#### Source document:
Methadone is a well-studied, safe, and effective medication when dispensed and consumed properly. However, a number of studies have identified elevated rates of overdose and death in patients being treated with methadone for either addiction or chronic pain. Among patients being treated with methadone in federally certified opioid treatment programs, deaths most often occur during the induction and stabilization phases of treatment. To address this issue, the federal Substance Abuse and Mental Health Services Administration invited the American Society of Addiction Medicine to convene an expert panel to develop a consensus statement on methadone induction and stabilization, with recommendations to reduce the risk of patient overdose or death related to methadone maintenance treatment of addiction.
A comprehensive literature search of English-language publications (1979-2011) was conducted via MEDLINE and EMBASE. Methadone Action Group members evaluated the resulting information and collaborated in formulating the consensus statement presented here, which subsequently was reviewed by more than 100 experts in the field.
Published data indicate that deaths during methadone induction occur because the initial dose is too high, the dose is increased too rapidly, or the prescribed methadone interacts with another drug. Therefore, the Methadone Action Group has developed recommendations to help methadone providers avoid or minimize these risks.
Careful management of methadone induction and stabilization, coupled with patient education and increased clinical vigilance, can save lives in this vulnerable patient population.
From the Methadone Action Group (LEB), American Society of Addiction Medicine, Chevy Chase, MD; Professional Assistance Program of New Jersey (LEB) and University of Medicine and Dentistry of New Jersey (LEB), Princeton; US Public Health Service (AC), and Division of Pharmacologic Therapies (AC), Center for Substance Abuse Treatment, Substance Abuse and Mental Health Services Administration, Rockville, MD; Medical Affairs (MD), Camden County Health Service Center, Blackwood, NJ; Department of Psychiatry (PL), University of Medicine and Dentistry of New Jersey, New Jersey Medical School, Newark; Community Behavioral Health Services (JAM) and Substance Abuse Services (JAM), Department of Public Health, City and County of San Francisco, CA; Department of Psychiatry (LM), University of Pennsylvania School of Medicine, Philadelphia; and Behavioral Health (LM), Philadelphia VA Medical Center, Philadelphia, PA; Colonial Management Group, LP (JTP), Wimberly, TX; Albert Einstein Medical Center (EAS) and Beth Israel Medical Center (EAS), New York, NY; JEVS Human Services (TT), Philadelphia, PA; and Center for Health Services and Outcomes Research (BBW), JBS International, Inc, Easton, MD.
Send correspondence and reprint requests to Bonnie B. Wilford, MS, Center for Health Services and Outcomes Research, JBS International, Inc, 210 Marlboro Ave, Ste 31, PMB 187, Easton, MD 21601. E-mail: email@example.com.
Supported by the Substance Abuse and Mental Health Services Administration of the US Department of Health and Human Services. No funding was accepted from commercial sources. SAMHSA had no role in the data collection, analysis, or manuscript preparation.
All members of the Methadone Action Group had access to the data, participated in its interpretation, and approved the manuscript. The final draft of the consensus statement was reviewed and approved by the members of the Methadone Action Group and by ASAM's Board of Directors.
The views, opinions, and contents of this document are those of the ASAM Methadone Action Group and other referenced sources and do not necessarily reflect the views, opinions, or policies of SAMHSA or any other part of the US Department of Health and Human Services. The authors report no conflicts of interest.
This report is intended to enhance patient care, but it does not supplant clinical judgment. Therefore, the advice given here may not apply to all patients or clinical scenarios. No advice is an adequate substitute for the knowledge and skills of a physician who is engaged in developing a treatment regimen tailored to the needs of an individual patient. Members of the Methadone Action Group recognize that not all treatment providers will be able to conform to each of the strategies recommended here. Instead, physicians and other staff are encouraged to consider these conclusions and strategies to the extent they and their patients are able to do so. Nothing in this document is intended to create a legal standard of care for any physician or to interfere with his or her clinical judgment or practice of medicine.

#### Problem to work on:
Return the passage of the methadone text that begins at the words "Supported by the" and stops after the words "or manuscript preparation.", copied with no changes.

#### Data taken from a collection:
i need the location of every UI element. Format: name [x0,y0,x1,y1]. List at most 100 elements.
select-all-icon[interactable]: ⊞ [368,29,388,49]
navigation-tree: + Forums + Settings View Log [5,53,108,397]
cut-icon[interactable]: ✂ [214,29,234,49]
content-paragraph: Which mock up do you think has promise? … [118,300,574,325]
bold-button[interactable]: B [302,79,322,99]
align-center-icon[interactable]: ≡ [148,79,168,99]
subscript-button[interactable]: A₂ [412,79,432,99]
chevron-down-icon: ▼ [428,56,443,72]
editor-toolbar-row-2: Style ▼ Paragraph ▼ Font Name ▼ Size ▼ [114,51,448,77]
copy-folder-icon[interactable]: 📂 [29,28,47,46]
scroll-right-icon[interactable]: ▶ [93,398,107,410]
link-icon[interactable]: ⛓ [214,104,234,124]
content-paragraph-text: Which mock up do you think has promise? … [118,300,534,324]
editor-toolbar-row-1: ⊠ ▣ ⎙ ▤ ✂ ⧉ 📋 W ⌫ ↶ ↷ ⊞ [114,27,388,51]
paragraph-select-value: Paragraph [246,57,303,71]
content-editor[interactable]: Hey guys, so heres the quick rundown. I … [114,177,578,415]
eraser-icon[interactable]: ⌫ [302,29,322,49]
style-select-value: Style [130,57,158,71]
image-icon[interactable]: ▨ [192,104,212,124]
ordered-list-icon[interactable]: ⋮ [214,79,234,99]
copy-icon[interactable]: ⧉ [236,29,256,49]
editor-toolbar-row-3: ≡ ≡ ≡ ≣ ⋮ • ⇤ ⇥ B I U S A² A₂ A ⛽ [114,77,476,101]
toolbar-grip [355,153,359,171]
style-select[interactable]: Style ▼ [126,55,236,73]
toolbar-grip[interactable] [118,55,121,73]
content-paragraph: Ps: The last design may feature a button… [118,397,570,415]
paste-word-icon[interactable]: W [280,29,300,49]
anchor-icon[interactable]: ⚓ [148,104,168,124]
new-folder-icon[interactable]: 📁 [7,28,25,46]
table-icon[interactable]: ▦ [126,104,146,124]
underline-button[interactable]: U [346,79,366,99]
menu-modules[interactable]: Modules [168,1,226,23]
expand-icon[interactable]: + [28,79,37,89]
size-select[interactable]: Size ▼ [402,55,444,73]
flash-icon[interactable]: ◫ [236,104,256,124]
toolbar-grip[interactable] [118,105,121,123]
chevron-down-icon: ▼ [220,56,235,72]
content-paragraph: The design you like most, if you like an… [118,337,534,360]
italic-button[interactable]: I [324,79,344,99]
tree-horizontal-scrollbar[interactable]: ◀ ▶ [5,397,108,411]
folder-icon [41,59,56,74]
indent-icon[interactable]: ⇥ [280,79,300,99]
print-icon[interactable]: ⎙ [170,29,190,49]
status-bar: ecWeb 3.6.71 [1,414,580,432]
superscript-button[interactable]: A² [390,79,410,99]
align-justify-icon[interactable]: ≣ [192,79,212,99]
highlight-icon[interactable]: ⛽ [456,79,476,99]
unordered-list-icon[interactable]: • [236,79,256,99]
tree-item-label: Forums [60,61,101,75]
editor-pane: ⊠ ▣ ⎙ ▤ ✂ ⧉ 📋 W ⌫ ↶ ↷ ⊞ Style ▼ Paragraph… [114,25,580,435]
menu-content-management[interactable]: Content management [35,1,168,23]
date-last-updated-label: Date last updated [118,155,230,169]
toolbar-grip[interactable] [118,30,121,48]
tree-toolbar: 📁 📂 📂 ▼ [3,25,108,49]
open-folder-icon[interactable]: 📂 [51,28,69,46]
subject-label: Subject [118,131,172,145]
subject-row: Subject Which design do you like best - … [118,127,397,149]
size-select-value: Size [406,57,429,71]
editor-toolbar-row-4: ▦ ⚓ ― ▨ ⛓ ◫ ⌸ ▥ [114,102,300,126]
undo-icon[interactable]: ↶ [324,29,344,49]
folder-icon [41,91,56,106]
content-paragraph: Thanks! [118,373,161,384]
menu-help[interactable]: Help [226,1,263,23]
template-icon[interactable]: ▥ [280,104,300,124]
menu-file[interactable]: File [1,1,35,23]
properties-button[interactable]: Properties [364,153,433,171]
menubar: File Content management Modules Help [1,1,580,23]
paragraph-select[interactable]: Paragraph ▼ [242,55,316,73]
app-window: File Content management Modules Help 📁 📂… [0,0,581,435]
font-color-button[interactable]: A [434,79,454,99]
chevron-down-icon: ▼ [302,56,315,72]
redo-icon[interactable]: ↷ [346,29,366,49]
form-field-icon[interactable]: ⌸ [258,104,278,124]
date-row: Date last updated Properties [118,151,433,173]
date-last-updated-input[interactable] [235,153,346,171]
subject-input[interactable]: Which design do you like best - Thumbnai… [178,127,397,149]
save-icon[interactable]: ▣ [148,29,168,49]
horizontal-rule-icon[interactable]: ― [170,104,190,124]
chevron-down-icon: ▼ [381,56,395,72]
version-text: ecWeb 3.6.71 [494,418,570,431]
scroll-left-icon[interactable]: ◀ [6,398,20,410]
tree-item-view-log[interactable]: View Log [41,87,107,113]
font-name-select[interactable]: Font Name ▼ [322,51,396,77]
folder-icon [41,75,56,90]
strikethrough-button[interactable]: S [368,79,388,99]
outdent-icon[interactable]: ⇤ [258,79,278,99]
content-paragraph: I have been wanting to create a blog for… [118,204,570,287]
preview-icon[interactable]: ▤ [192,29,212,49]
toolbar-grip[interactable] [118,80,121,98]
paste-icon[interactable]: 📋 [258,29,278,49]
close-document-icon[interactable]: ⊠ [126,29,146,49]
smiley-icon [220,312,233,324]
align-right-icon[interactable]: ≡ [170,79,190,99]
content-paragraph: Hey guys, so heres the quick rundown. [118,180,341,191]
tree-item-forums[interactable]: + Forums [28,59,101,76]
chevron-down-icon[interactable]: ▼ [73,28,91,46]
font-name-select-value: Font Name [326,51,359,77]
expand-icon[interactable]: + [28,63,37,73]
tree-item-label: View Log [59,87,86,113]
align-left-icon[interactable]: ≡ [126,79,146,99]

#### Solution:
Supported by the Substance Abuse and Mental Health Services Administration of the US Department of Health and Human Services. No funding was accepted from commercial sources. SAMHSA had no role in the data collection, analysis, or manuscript preparation.